■ What this task involves: Each line of the listing must be transcribed exactly, except for the images, which should be excluded.

■ Recorded data:
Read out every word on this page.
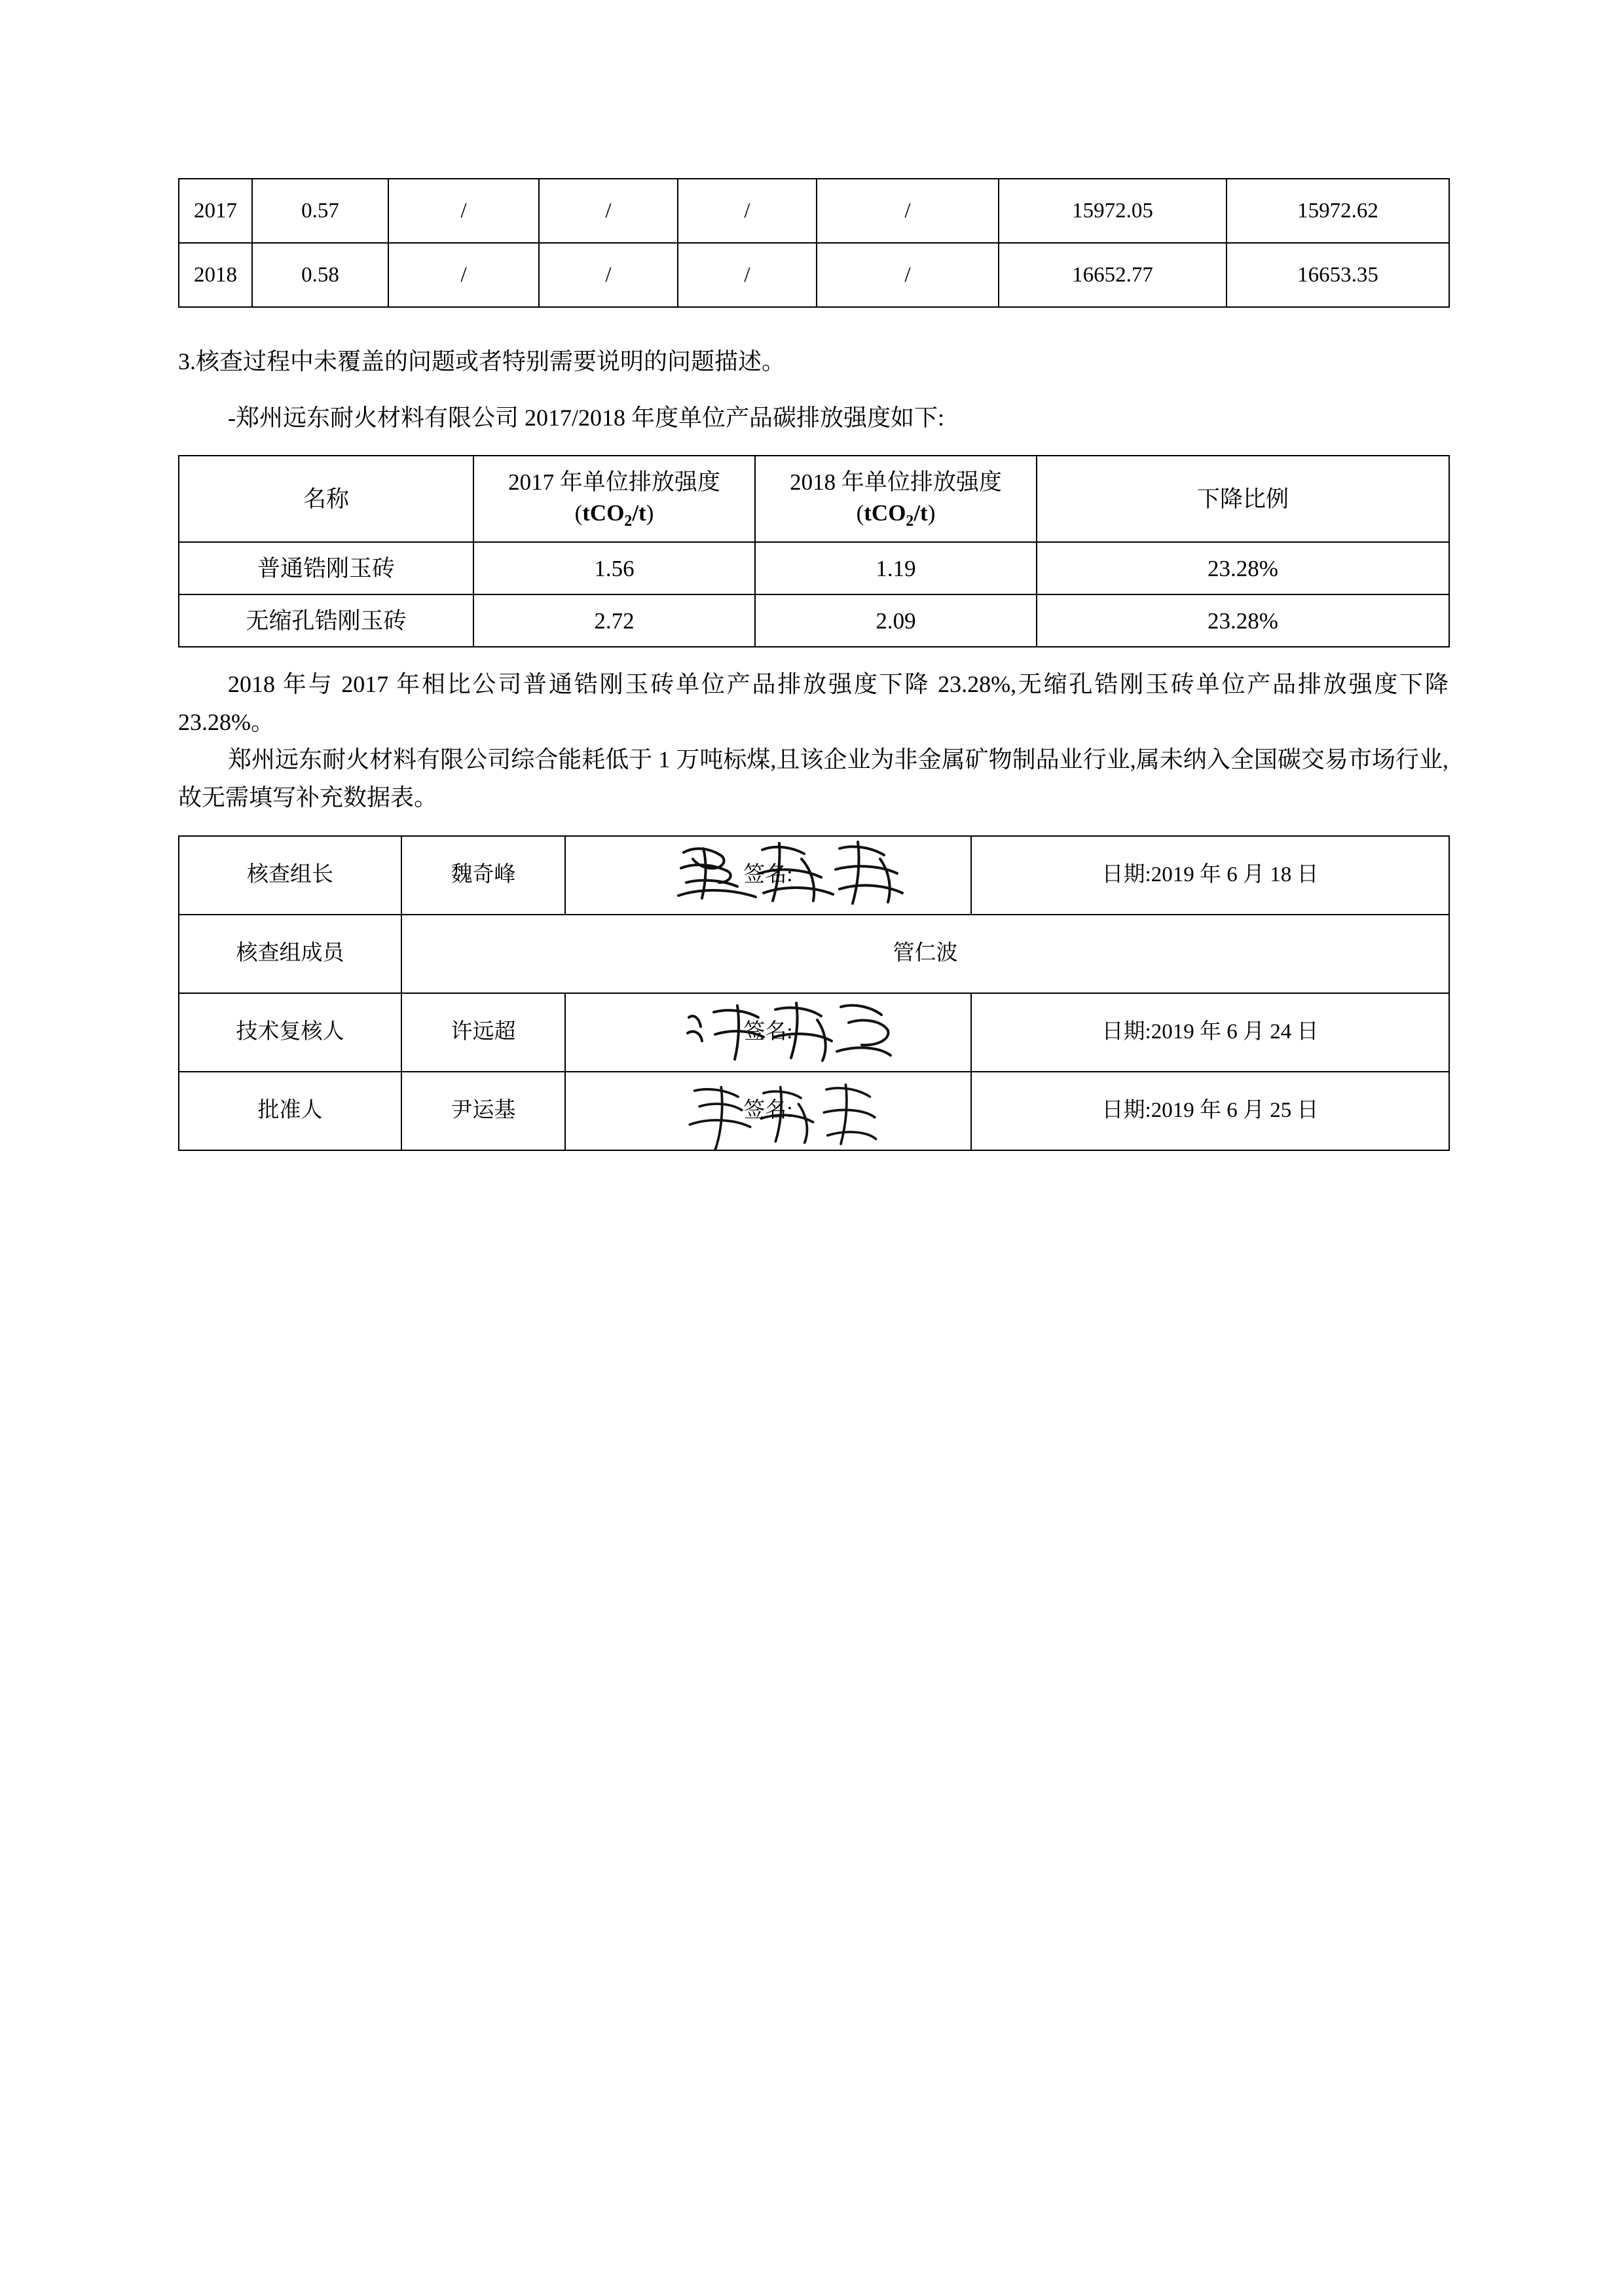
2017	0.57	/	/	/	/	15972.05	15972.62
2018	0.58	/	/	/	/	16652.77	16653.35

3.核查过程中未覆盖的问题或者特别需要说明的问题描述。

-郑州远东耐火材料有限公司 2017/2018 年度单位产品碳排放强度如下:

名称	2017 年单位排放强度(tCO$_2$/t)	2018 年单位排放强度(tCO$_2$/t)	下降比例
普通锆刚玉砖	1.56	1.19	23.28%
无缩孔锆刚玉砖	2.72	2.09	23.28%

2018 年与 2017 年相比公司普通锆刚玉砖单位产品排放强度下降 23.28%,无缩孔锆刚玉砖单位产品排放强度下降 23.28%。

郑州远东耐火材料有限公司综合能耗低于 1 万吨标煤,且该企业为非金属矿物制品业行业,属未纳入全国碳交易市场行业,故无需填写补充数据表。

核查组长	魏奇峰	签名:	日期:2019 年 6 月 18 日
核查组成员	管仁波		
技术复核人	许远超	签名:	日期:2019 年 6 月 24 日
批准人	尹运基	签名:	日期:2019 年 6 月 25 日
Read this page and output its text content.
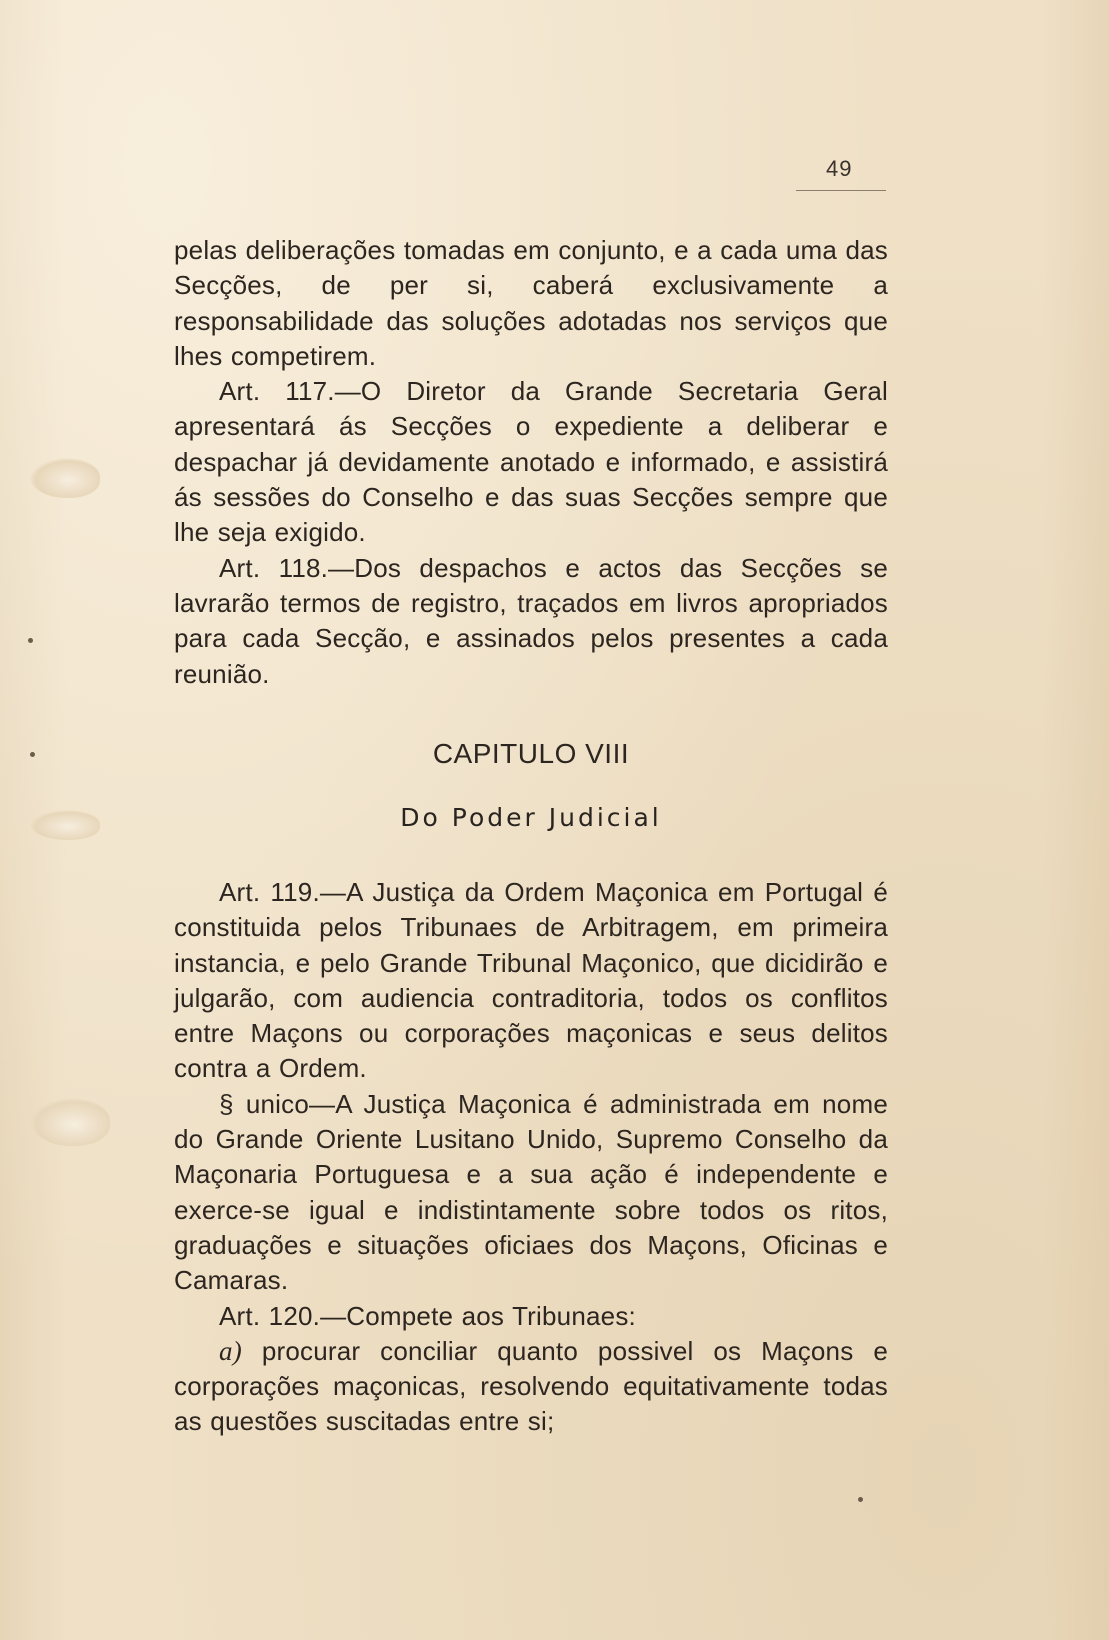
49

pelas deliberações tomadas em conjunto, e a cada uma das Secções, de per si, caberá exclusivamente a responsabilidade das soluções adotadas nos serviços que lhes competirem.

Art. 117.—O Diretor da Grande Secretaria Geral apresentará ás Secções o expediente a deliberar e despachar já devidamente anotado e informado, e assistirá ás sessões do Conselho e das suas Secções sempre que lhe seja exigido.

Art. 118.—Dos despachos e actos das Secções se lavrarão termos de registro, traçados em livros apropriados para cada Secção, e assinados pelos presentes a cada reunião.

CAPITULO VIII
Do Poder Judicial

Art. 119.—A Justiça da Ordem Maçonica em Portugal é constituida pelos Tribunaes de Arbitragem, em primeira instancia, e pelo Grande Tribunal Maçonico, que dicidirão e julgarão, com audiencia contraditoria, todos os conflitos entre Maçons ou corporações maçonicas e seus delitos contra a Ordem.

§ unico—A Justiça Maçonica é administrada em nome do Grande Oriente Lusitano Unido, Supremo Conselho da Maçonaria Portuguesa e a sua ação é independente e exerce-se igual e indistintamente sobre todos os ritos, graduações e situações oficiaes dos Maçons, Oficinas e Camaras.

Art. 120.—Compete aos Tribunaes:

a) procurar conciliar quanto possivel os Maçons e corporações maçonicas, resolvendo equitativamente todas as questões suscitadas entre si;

■ Task response:
Read out every word on this page.
2017	0.57	/	/	/	/	15972.05	15972.62
2018	0.58	/	/	/	/	16652.77	16653.35

3.核查过程中未覆盖的问题或者特别需要说明的问题描述。

-郑州远东耐火材料有限公司 2017/2018 年度单位产品碳排放强度如下:

名称	2017 年单位排放强度(tCO$_2$/t)	2018 年单位排放强度(tCO$_2$/t)	下降比例
普通锆刚玉砖	1.56	1.19	23.28%
无缩孔锆刚玉砖	2.72	2.09	23.28%

2018 年与 2017 年相比公司普通锆刚玉砖单位产品排放强度下降 23.28%,无缩孔锆刚玉砖单位产品排放强度下降 23.28%。

郑州远东耐火材料有限公司综合能耗低于 1 万吨标煤,且该企业为非金属矿物制品业行业,属未纳入全国碳交易市场行业,故无需填写补充数据表。

核查组长	魏奇峰	签名:	日期:2019 年 6 月 18 日
核查组成员	管仁波		
技术复核人	许远超	签名:	日期:2019 年 6 月 24 日
批准人	尹运基	签名:	日期:2019 年 6 月 25 日
Read this page and output its text content.
49

pelas deliberações tomadas em conjunto, e a cada uma das Secções, de per si, caberá exclusivamente a responsabilidade das soluções adotadas nos serviços que lhes competirem.

Art. 117.—O Diretor da Grande Secretaria Geral apresentará ás Secções o expediente a deliberar e despachar já devidamente anotado e informado, e assistirá ás sessões do Conselho e das suas Secções sempre que lhe seja exigido.

Art. 118.—Dos despachos e actos das Secções se lavrarão termos de registro, traçados em livros apropriados para cada Secção, e assinados pelos presentes a cada reunião.

CAPITULO VIII
Do Poder Judicial

Art. 119.—A Justiça da Ordem Maçonica em Portugal é constituida pelos Tribunaes de Arbitragem, em primeira instancia, e pelo Grande Tribunal Maçonico, que dicidirão e julgarão, com audiencia contraditoria, todos os conflitos entre Maçons ou corporações maçonicas e seus delitos contra a Ordem.

§ unico—A Justiça Maçonica é administrada em nome do Grande Oriente Lusitano Unido, Supremo Conselho da Maçonaria Portuguesa e a sua ação é independente e exerce-se igual e indistintamente sobre todos os ritos, graduações e situações oficiaes dos Maçons, Oficinas e Camaras.

Art. 120.—Compete aos Tribunaes:

a) procurar conciliar quanto possivel os Maçons e corporações maçonicas, resolvendo equitativamente todas as questões suscitadas entre si;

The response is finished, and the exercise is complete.